**Given exercise:** Find the word "title" in the listing; pull out each line holding it.

**Stored data:**
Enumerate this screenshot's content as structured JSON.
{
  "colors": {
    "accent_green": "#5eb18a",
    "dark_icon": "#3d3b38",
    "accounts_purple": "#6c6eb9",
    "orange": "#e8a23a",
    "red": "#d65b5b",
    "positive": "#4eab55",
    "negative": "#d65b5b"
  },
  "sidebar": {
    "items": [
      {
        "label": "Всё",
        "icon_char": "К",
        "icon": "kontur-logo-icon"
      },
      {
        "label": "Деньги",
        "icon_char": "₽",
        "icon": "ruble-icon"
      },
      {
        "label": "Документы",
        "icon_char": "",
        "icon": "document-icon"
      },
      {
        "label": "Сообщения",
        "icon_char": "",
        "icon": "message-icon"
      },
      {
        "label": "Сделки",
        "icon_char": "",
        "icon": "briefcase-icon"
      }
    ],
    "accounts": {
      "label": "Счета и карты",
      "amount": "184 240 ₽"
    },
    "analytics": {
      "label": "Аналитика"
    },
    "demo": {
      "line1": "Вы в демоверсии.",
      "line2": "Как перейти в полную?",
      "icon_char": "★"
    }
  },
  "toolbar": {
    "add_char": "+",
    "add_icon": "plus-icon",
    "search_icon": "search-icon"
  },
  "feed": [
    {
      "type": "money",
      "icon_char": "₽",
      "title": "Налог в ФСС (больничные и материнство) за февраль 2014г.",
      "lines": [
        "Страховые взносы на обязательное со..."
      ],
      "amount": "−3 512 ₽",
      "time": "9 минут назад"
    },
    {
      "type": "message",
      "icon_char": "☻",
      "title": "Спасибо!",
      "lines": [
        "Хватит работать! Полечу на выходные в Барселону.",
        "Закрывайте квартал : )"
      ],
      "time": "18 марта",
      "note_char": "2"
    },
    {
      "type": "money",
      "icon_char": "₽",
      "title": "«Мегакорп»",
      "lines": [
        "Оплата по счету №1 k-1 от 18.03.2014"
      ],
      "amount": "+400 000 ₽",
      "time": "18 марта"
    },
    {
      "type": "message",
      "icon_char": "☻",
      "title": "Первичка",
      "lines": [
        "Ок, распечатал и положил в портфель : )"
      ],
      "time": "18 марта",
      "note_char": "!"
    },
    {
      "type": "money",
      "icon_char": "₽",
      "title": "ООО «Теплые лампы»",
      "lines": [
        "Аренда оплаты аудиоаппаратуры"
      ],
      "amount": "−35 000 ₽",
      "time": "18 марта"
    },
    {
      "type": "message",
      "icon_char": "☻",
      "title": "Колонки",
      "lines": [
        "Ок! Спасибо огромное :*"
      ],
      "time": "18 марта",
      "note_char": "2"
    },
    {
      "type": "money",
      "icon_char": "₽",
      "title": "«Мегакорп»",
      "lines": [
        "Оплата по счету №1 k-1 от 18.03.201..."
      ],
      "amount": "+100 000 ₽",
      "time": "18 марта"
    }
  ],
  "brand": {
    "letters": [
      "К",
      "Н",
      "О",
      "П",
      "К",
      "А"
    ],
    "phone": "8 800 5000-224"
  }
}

**Finished exercise:**
      "title": "Налог в ФСС (больничные и материнство) за февраль 2014г.",
      "title": "Спасибо!",
      "title": "«Мегакорп»",
      "title": "Первичка",
      "title": "ООО «Теплые лампы»",
      "title": "Колонки",
      "title": "«Мегакорп»",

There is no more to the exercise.